▶ **Aim**
Count how many lines hold the word "object" and give that number as the whole answer.

▶ **Working data**
--- BEGIN ---
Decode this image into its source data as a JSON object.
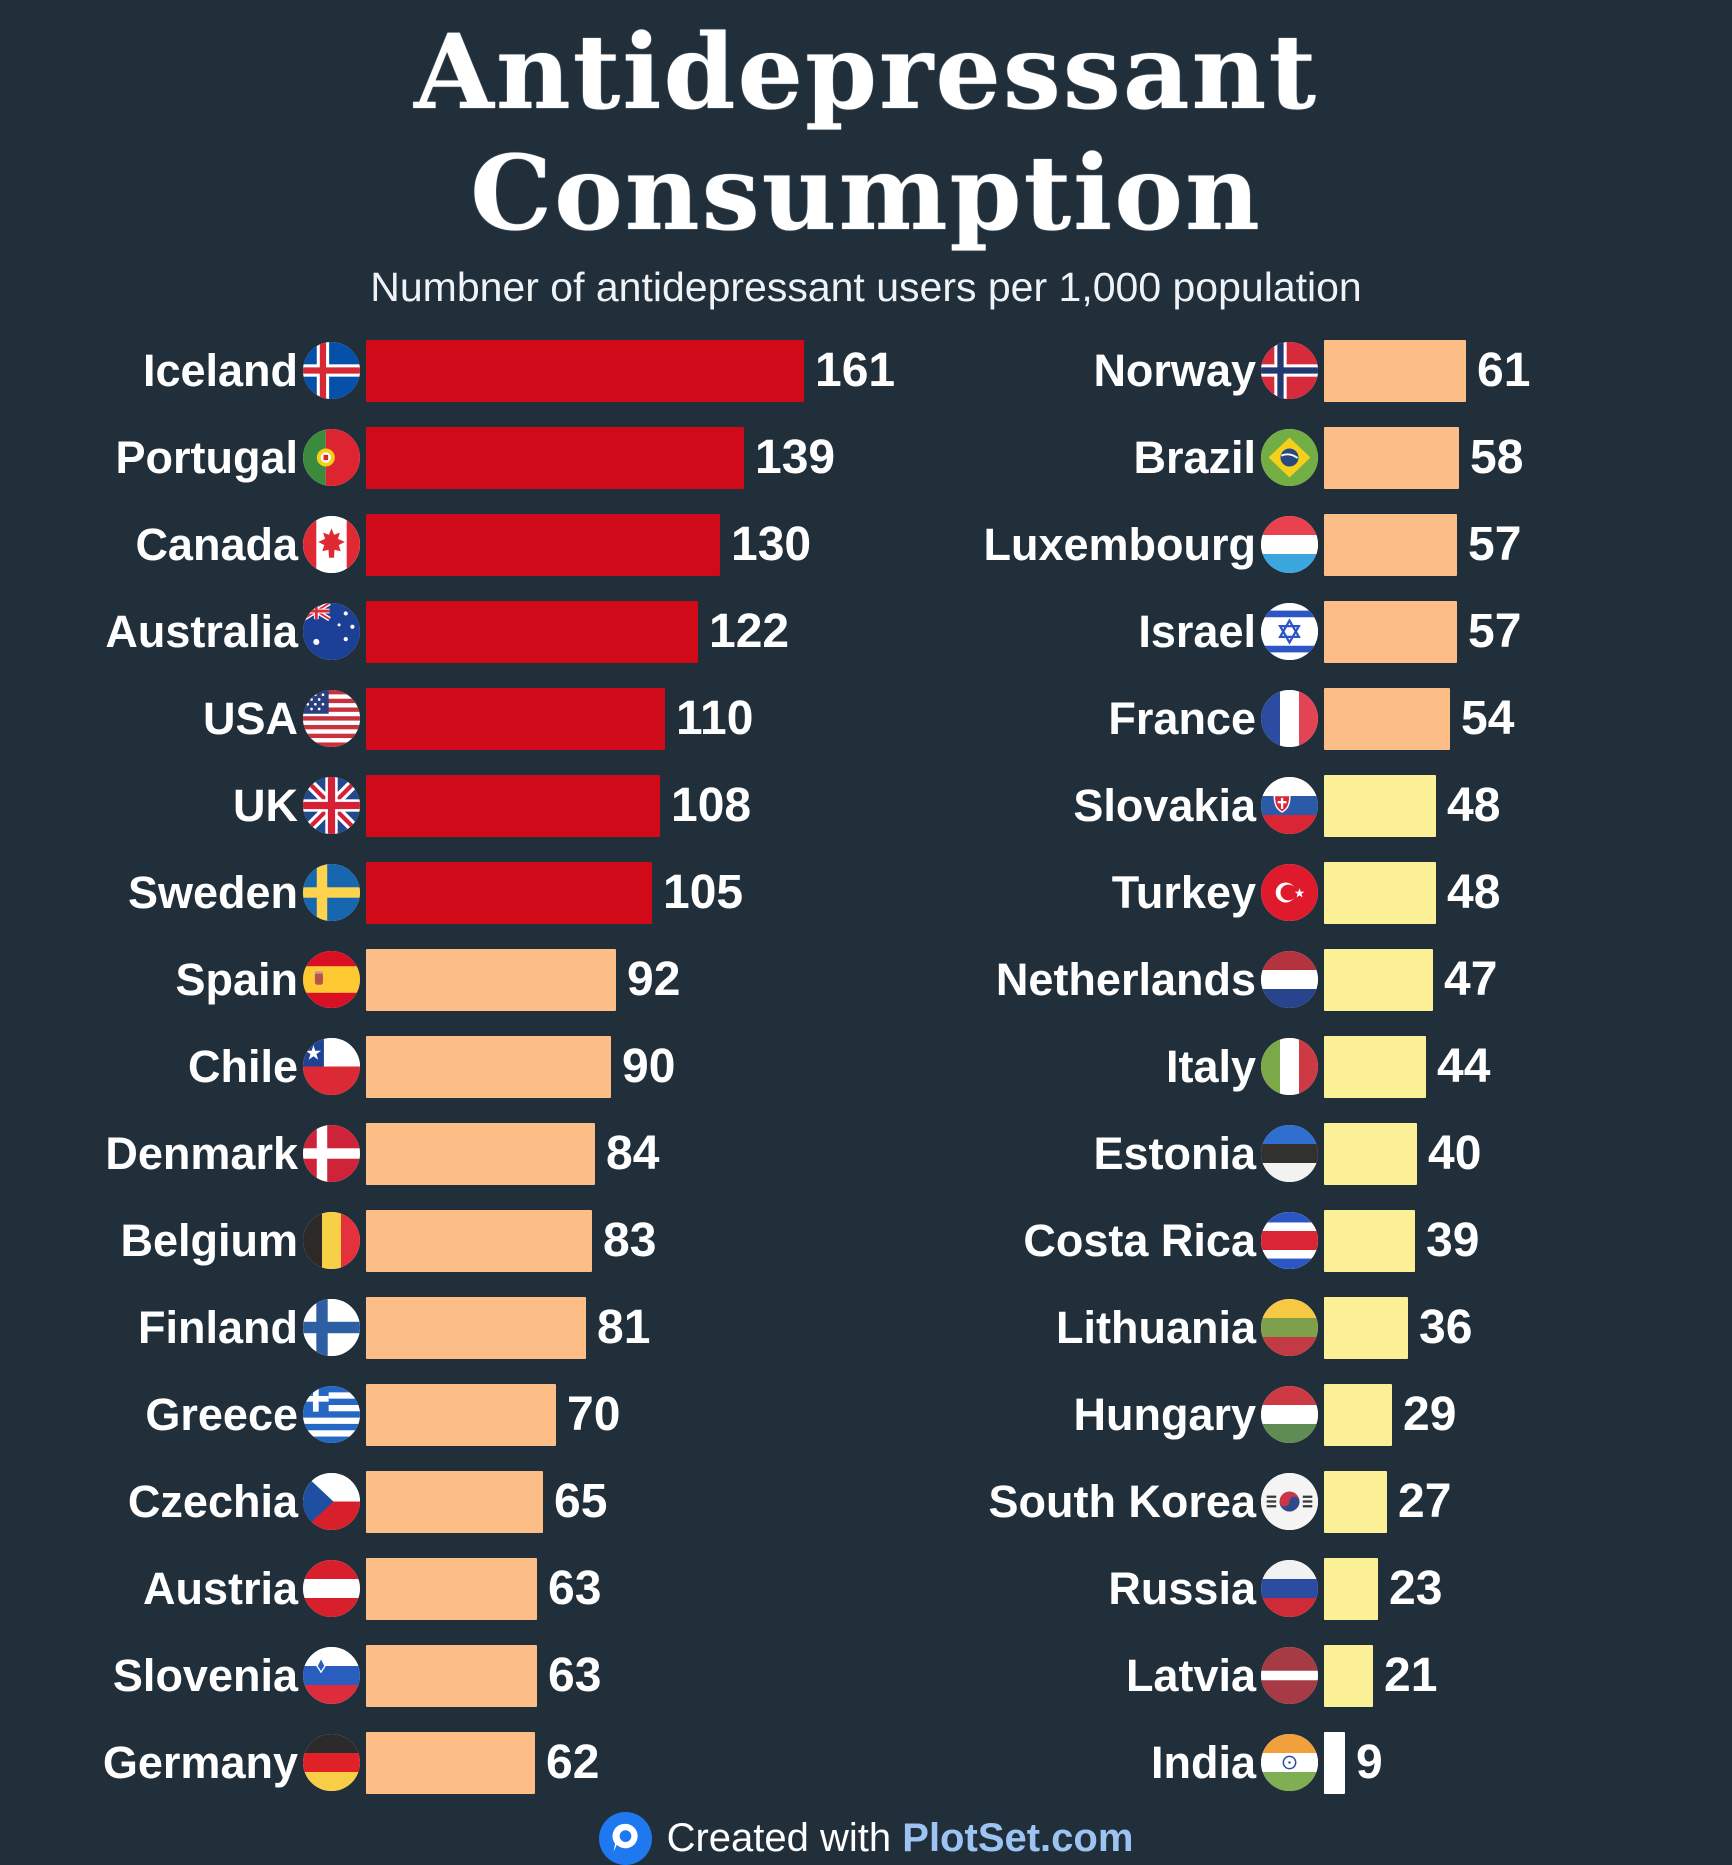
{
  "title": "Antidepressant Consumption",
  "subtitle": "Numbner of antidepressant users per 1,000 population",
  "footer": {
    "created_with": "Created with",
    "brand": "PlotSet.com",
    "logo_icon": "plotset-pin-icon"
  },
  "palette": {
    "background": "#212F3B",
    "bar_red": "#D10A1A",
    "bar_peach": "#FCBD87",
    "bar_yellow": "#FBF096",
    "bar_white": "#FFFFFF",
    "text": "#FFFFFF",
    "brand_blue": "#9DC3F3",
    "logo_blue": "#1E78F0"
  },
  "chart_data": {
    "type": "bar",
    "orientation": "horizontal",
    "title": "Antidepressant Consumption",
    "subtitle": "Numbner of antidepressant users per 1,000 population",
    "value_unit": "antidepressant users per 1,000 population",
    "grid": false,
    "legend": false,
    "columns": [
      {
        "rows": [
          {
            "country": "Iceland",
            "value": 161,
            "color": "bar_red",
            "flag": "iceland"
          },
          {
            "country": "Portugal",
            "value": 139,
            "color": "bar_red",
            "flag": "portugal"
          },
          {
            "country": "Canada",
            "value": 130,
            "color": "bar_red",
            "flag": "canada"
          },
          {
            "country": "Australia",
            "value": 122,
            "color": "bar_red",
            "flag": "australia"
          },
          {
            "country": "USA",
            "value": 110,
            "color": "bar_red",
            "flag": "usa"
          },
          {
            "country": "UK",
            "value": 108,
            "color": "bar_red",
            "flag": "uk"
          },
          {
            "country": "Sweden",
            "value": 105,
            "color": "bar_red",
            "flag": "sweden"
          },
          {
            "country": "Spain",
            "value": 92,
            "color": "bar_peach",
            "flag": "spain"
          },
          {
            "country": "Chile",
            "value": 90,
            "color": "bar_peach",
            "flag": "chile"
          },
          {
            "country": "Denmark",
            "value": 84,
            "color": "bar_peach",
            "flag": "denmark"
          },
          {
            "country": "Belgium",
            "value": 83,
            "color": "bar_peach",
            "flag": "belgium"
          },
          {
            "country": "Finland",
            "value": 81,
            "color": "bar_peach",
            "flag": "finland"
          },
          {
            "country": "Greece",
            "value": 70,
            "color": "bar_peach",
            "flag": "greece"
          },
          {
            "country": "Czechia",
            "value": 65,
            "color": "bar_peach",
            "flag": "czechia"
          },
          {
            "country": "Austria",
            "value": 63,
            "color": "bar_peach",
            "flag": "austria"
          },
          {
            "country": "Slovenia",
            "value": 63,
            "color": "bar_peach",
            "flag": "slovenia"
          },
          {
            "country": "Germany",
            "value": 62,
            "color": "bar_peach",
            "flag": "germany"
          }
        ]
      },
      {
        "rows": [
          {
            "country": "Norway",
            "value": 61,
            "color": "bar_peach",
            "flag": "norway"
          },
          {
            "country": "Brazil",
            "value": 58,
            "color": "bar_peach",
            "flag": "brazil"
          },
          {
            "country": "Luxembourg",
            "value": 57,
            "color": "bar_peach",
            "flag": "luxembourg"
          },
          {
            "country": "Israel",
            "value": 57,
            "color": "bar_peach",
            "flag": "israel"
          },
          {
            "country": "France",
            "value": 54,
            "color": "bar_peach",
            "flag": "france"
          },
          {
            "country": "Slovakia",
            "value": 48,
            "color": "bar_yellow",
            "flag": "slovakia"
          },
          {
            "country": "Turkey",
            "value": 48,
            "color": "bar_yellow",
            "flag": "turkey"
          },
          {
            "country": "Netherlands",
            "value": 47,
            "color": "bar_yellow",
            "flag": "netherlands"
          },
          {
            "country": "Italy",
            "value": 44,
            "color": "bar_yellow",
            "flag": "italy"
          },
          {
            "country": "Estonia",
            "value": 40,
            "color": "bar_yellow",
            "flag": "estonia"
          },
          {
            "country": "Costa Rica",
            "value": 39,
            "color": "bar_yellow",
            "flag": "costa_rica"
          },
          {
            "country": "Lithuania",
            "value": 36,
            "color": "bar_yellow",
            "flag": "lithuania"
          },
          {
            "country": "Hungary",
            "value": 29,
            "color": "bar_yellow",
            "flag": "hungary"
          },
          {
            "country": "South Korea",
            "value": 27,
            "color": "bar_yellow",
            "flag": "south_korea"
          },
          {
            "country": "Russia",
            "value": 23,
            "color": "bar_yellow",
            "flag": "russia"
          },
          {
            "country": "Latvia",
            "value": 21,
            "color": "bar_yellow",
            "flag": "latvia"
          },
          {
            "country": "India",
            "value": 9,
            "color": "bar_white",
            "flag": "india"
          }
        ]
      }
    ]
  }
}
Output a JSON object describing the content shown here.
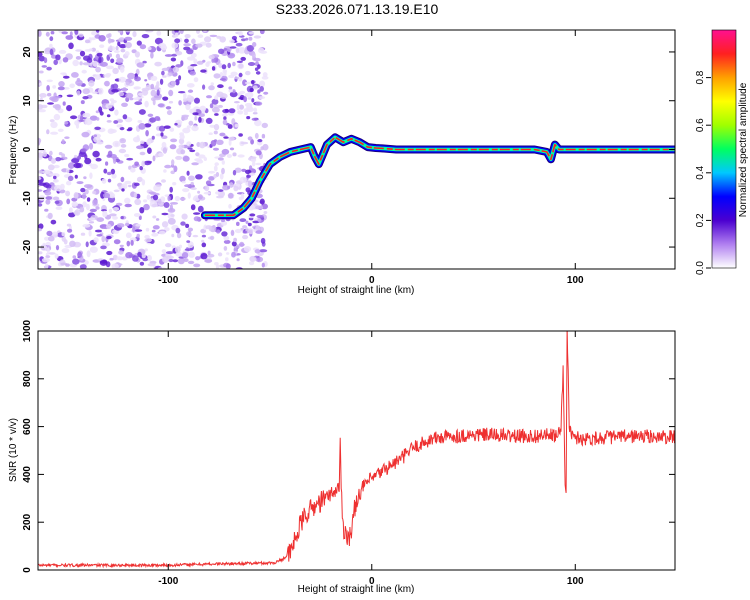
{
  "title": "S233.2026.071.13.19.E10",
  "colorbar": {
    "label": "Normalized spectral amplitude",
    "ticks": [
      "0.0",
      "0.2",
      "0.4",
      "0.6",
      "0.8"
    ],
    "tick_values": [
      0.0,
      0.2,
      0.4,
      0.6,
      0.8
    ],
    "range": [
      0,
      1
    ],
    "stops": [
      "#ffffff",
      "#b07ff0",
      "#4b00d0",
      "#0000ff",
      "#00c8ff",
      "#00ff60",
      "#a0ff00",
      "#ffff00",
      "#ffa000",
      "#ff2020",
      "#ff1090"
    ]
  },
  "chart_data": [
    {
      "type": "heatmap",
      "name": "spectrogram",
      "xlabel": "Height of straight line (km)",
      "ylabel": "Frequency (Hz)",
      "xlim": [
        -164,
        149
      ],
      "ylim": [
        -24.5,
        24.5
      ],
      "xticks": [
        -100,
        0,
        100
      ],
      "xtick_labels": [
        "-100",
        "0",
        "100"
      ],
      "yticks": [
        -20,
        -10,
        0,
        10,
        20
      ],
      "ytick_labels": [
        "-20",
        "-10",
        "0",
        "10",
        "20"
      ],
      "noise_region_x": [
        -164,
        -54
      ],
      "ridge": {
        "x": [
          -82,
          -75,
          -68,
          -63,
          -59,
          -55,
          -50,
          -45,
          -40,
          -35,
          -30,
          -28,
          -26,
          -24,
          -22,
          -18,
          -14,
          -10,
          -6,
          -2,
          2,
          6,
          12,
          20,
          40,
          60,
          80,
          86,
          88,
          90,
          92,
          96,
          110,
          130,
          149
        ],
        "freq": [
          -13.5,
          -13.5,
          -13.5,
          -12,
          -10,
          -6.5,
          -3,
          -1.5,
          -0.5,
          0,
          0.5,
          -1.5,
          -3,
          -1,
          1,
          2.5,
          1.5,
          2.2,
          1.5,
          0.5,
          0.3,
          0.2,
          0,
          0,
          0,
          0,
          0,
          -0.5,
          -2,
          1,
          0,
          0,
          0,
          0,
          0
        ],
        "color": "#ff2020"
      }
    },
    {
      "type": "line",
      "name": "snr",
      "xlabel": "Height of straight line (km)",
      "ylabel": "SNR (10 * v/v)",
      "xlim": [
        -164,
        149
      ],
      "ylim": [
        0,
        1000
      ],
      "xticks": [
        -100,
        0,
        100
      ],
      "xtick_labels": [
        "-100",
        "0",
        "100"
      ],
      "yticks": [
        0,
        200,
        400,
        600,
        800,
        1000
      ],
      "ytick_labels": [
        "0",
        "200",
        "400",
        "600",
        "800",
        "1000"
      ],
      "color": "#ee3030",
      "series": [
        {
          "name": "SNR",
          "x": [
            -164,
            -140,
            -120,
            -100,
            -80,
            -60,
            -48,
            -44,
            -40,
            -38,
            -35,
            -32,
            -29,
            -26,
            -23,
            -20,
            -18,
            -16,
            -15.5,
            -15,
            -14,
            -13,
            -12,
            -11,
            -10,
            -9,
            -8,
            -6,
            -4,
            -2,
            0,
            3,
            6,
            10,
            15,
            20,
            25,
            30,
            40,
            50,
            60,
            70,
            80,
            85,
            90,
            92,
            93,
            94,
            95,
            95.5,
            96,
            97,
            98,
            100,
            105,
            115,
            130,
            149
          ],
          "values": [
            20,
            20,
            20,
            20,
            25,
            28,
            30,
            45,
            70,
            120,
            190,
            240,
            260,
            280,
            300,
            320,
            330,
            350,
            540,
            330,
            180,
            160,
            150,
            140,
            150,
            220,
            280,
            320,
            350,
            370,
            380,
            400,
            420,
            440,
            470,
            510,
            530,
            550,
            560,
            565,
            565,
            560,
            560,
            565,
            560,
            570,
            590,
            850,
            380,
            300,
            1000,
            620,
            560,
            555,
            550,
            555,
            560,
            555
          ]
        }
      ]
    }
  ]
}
--- END ---
▶ **Response**
2